Input records —
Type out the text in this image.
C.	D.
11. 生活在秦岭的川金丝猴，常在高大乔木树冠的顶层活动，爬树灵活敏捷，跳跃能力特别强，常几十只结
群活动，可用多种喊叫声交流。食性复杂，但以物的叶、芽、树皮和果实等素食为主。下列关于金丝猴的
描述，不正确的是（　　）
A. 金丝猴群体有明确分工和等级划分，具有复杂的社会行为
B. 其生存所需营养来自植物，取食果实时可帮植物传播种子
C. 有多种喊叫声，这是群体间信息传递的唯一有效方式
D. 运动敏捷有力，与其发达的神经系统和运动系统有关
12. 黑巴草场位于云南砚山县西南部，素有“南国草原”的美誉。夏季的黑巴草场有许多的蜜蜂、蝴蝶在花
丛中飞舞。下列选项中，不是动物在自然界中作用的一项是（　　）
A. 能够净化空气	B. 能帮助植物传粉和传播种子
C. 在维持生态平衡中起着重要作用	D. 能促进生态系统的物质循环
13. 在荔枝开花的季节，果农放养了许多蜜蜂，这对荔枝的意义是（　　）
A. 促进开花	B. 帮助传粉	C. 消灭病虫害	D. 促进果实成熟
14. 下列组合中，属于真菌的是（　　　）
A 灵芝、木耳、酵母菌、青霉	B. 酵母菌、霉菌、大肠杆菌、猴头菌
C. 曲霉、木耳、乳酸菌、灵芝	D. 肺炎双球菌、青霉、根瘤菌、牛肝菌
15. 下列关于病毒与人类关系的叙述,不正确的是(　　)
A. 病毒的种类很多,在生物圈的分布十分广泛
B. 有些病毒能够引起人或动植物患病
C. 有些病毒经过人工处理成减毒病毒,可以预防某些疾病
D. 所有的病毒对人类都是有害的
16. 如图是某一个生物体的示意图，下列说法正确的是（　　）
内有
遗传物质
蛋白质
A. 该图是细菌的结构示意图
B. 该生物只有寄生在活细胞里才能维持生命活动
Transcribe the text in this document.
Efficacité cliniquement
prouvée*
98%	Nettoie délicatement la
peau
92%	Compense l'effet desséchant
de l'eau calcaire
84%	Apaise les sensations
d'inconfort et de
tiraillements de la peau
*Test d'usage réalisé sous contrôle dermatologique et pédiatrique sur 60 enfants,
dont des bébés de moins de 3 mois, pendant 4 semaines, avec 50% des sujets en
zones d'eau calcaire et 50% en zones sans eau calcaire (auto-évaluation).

Task directions — Collect, from the material above, every line containing the word "this".

Task solution —
Type out the text in this image.
Transcribe the text in this document.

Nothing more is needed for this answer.